WHAT NEEDS TO BE DONE — Retype all of the following records exactly as they stand, line for line.

RECORDS SUPPLIED —
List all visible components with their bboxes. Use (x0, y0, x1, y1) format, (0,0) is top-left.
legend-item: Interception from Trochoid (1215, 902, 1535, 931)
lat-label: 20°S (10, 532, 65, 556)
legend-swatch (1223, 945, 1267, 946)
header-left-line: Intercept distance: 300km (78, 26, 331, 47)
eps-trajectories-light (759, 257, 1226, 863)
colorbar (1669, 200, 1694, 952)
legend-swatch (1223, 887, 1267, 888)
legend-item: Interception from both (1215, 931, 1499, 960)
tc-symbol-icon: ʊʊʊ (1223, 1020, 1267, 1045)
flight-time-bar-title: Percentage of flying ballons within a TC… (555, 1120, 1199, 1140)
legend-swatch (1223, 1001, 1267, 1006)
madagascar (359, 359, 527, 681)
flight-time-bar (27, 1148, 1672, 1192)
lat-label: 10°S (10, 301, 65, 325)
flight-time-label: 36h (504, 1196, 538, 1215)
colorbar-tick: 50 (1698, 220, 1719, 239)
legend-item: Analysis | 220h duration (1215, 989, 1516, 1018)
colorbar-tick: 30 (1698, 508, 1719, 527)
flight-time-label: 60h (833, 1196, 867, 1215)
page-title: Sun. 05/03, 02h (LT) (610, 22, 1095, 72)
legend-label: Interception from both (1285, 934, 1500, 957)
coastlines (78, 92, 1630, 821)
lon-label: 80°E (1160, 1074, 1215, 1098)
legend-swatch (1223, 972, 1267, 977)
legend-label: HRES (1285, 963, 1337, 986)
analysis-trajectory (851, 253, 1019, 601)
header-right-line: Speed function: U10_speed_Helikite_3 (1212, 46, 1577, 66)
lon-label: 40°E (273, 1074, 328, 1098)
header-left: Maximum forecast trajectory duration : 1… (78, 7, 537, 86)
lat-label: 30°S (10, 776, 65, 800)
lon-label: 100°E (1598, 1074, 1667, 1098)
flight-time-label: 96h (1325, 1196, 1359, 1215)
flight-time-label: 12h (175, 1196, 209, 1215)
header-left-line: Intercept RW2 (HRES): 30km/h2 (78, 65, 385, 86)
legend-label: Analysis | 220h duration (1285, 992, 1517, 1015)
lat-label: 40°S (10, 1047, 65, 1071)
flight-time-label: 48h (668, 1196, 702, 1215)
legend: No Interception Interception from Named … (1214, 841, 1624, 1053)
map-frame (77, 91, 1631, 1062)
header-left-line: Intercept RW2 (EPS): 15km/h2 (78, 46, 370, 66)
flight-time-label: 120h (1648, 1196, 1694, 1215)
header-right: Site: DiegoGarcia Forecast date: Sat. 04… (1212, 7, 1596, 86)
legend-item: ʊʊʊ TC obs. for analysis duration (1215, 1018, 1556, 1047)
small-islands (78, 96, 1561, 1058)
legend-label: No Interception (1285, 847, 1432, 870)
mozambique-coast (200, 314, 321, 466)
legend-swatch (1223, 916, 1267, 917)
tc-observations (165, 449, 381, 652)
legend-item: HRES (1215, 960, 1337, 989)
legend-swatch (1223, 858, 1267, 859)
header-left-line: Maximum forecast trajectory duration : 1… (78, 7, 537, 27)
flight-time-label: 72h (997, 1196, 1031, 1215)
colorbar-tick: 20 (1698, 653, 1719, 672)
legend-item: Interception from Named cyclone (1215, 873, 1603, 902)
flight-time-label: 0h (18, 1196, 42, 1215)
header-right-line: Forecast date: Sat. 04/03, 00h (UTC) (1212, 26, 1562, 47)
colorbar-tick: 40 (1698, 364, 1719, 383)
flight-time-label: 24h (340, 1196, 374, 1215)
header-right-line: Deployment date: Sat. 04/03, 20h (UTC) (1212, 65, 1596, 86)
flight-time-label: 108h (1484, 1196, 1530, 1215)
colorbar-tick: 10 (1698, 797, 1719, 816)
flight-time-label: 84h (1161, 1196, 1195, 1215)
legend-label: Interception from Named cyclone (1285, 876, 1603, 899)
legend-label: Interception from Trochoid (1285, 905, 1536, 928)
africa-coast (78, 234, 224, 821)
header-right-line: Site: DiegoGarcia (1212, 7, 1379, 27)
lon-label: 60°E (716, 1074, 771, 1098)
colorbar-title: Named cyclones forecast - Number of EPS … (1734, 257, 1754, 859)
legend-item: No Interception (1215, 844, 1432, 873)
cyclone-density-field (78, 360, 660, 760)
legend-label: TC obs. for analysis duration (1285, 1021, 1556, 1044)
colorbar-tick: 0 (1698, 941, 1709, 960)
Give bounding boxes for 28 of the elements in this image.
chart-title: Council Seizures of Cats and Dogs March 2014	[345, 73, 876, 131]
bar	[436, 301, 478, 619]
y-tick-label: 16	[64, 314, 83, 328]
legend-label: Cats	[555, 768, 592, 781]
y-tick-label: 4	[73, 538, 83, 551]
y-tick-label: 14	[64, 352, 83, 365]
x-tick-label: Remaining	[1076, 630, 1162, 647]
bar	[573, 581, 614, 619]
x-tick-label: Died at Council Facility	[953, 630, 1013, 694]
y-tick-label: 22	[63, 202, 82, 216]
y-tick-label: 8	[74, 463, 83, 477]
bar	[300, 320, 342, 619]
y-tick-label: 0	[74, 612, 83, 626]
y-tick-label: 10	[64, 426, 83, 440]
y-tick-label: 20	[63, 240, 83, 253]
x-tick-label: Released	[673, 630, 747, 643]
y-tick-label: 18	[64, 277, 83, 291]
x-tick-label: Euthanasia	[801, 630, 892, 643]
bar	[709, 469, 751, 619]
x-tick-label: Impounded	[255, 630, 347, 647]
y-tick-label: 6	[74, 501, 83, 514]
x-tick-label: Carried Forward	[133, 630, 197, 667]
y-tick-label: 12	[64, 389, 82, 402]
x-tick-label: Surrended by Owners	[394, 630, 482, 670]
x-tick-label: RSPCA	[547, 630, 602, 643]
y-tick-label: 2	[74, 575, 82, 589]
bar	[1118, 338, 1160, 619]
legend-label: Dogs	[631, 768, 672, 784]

SOLUTION FOR THIS TASK —
List all visible components with their bboxes. Use (x0, y0, x1, y1) format, (0,0) is top-left.
legend-item: Interception from Trochoid (1215, 902, 1535, 931)
lat-label: 20°S (10, 532, 65, 556)
legend-swatch (1223, 945, 1267, 946)
header-left-line: Intercept distance: 300km (78, 26, 331, 47)
eps-trajectories-light (759, 257, 1226, 863)
colorbar (1669, 200, 1694, 952)
legend-swatch (1223, 887, 1267, 888)
legend-item: Interception from both (1215, 931, 1499, 960)
tc-symbol-icon: ʊʊʊ (1223, 1020, 1267, 1045)
flight-time-bar-title: Percentage of flying ballons within a TC… (555, 1120, 1199, 1140)
legend-swatch (1223, 1001, 1267, 1006)
madagascar (359, 359, 527, 681)
flight-time-bar (27, 1148, 1672, 1192)
lat-label: 10°S (10, 301, 65, 325)
flight-time-label: 36h (504, 1196, 538, 1215)
colorbar-tick: 50 (1698, 220, 1719, 239)
legend-item: Analysis | 220h duration (1215, 989, 1516, 1018)
colorbar-tick: 30 (1698, 508, 1719, 527)
flight-time-label: 60h (833, 1196, 867, 1215)
page-title: Sun. 05/03, 02h (LT) (610, 22, 1095, 72)
legend-label: Interception from both (1285, 934, 1500, 957)
coastlines (78, 92, 1630, 821)
lon-label: 80°E (1160, 1074, 1215, 1098)
legend-swatch (1223, 972, 1267, 977)
legend-label: HRES (1285, 963, 1337, 986)
analysis-trajectory (851, 253, 1019, 601)
header-right-line: Speed function: U10_speed_Helikite_3 (1212, 46, 1577, 66)
lon-label: 40°E (273, 1074, 328, 1098)
header-left: Maximum forecast trajectory duration : 1… (78, 7, 537, 86)
lat-label: 30°S (10, 776, 65, 800)
lon-label: 100°E (1598, 1074, 1667, 1098)
flight-time-label: 96h (1325, 1196, 1359, 1215)
flight-time-label: 12h (175, 1196, 209, 1215)
header-left-line: Intercept RW2 (HRES): 30km/h2 (78, 65, 385, 86)
legend-label: Analysis | 220h duration (1285, 992, 1517, 1015)
lat-label: 40°S (10, 1047, 65, 1071)
flight-time-label: 48h (668, 1196, 702, 1215)
legend: No Interception Interception from Named … (1214, 841, 1624, 1053)
map-frame (77, 91, 1631, 1062)
header-left-line: Intercept RW2 (EPS): 15km/h2 (78, 46, 370, 66)
flight-time-label: 120h (1648, 1196, 1694, 1215)
header-right: Site: DiegoGarcia Forecast date: Sat. 04… (1212, 7, 1596, 86)
legend-item: ʊʊʊ TC obs. for analysis duration (1215, 1018, 1556, 1047)
small-islands (78, 96, 1561, 1058)
legend-label: No Interception (1285, 847, 1432, 870)
mozambique-coast (200, 314, 321, 466)
legend-swatch (1223, 916, 1267, 917)
tc-observations (165, 449, 381, 652)
legend-item: HRES (1215, 960, 1337, 989)
legend-swatch (1223, 858, 1267, 859)
header-left-line: Maximum forecast trajectory duration : 1… (78, 7, 537, 27)
flight-time-label: 72h (997, 1196, 1031, 1215)
colorbar-tick: 20 (1698, 653, 1719, 672)
legend-item: Interception from Named cyclone (1215, 873, 1603, 902)
flight-time-label: 0h (18, 1196, 42, 1215)
header-right-line: Forecast date: Sat. 04/03, 00h (UTC) (1212, 26, 1562, 47)
colorbar-tick: 40 (1698, 364, 1719, 383)
flight-time-label: 24h (340, 1196, 374, 1215)
header-right-line: Deployment date: Sat. 04/03, 20h (UTC) (1212, 65, 1596, 86)
flight-time-label: 108h (1484, 1196, 1530, 1215)
colorbar-tick: 10 (1698, 797, 1719, 816)
flight-time-label: 84h (1161, 1196, 1195, 1215)
legend-label: Interception from Named cyclone (1285, 876, 1603, 899)
legend-label: Interception from Trochoid (1285, 905, 1536, 928)
africa-coast (78, 234, 224, 821)
header-right-line: Site: DiegoGarcia (1212, 7, 1379, 27)
lon-label: 60°E (716, 1074, 771, 1098)
colorbar-title: Named cyclones forecast - Number of EPS … (1734, 257, 1754, 859)
legend-item: No Interception (1215, 844, 1432, 873)
cyclone-density-field (78, 360, 660, 760)
legend-label: TC obs. for analysis duration (1285, 1021, 1556, 1044)
colorbar-tick: 0 (1698, 941, 1709, 960)
Give bounding boxes for 28 of the elements in this image.
chart-title: Council Seizures of Cats and Dogs March 2014	[345, 73, 876, 131]
bar	[436, 301, 478, 619]
y-tick-label: 16	[64, 314, 83, 328]
legend-label: Cats	[555, 768, 592, 781]
y-tick-label: 4	[73, 538, 83, 551]
y-tick-label: 14	[64, 352, 83, 365]
x-tick-label: Remaining	[1076, 630, 1162, 647]
bar	[573, 581, 614, 619]
x-tick-label: Died at Council Facility	[953, 630, 1013, 694]
y-tick-label: 22	[63, 202, 82, 216]
y-tick-label: 8	[74, 463, 83, 477]
bar	[300, 320, 342, 619]
y-tick-label: 0	[74, 612, 83, 626]
y-tick-label: 10	[64, 426, 83, 440]
y-tick-label: 20	[63, 240, 83, 253]
x-tick-label: Released	[673, 630, 747, 643]
y-tick-label: 18	[64, 277, 83, 291]
x-tick-label: Euthanasia	[801, 630, 892, 643]
bar	[709, 469, 751, 619]
x-tick-label: Impounded	[255, 630, 347, 647]
y-tick-label: 6	[74, 501, 83, 514]
x-tick-label: Carried Forward	[133, 630, 197, 667]
y-tick-label: 12	[64, 389, 82, 402]
x-tick-label: Surrended by Owners	[394, 630, 482, 670]
x-tick-label: RSPCA	[547, 630, 602, 643]
y-tick-label: 2	[74, 575, 82, 589]
bar	[1118, 338, 1160, 619]
legend-label: Dogs	[631, 768, 672, 784]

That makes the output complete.